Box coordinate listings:
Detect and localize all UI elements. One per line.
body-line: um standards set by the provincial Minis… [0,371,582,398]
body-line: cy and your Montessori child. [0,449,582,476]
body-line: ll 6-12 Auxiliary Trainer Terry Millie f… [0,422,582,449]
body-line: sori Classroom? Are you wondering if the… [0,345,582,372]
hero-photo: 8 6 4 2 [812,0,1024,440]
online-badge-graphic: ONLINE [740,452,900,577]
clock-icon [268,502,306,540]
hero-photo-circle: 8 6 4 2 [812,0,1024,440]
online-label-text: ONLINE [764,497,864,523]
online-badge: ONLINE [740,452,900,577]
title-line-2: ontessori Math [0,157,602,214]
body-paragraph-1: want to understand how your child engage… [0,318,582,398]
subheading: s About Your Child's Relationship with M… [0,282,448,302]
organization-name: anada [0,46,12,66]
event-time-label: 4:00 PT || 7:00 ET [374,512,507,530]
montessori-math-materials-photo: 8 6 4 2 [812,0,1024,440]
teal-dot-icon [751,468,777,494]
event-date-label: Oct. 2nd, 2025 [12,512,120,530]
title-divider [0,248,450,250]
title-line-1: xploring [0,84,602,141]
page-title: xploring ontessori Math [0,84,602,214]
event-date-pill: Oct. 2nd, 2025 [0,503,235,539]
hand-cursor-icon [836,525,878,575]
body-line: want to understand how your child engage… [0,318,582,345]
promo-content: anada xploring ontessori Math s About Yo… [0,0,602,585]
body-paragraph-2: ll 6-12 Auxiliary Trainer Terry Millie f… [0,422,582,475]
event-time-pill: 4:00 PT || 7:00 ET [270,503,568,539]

What the exercise asks ▸ Reproduce every line of the material above, character for character, with nothing altered, added, or left out.

Exercise result ▸
Detect and localize all UI elements. One per line.
body-line: um standards set by the provincial Minis… [0,371,582,398]
body-line: cy and your Montessori child. [0,449,582,476]
body-line: ll 6-12 Auxiliary Trainer Terry Millie f… [0,422,582,449]
body-line: sori Classroom? Are you wondering if the… [0,345,582,372]
hero-photo: 8 6 4 2 [812,0,1024,440]
online-badge-graphic: ONLINE [740,452,900,577]
clock-icon [268,502,306,540]
hero-photo-circle: 8 6 4 2 [812,0,1024,440]
online-label-text: ONLINE [764,497,864,523]
online-badge: ONLINE [740,452,900,577]
title-line-2: ontessori Math [0,157,602,214]
body-paragraph-1: want to understand how your child engage… [0,318,582,398]
subheading: s About Your Child's Relationship with M… [0,282,448,302]
organization-name: anada [0,46,12,66]
event-time-label: 4:00 PT || 7:00 ET [374,512,507,530]
montessori-math-materials-photo: 8 6 4 2 [812,0,1024,440]
teal-dot-icon [751,468,777,494]
event-date-label: Oct. 2nd, 2025 [12,512,120,530]
title-divider [0,248,450,250]
title-line-1: xploring [0,84,602,141]
page-title: xploring ontessori Math [0,84,602,214]
event-date-pill: Oct. 2nd, 2025 [0,503,235,539]
hand-cursor-icon [836,525,878,575]
body-line: want to understand how your child engage… [0,318,582,345]
promo-content: anada xploring ontessori Math s About Yo… [0,0,602,585]
body-paragraph-2: ll 6-12 Auxiliary Trainer Terry Millie f… [0,422,582,475]
event-time-pill: 4:00 PT || 7:00 ET [270,503,568,539]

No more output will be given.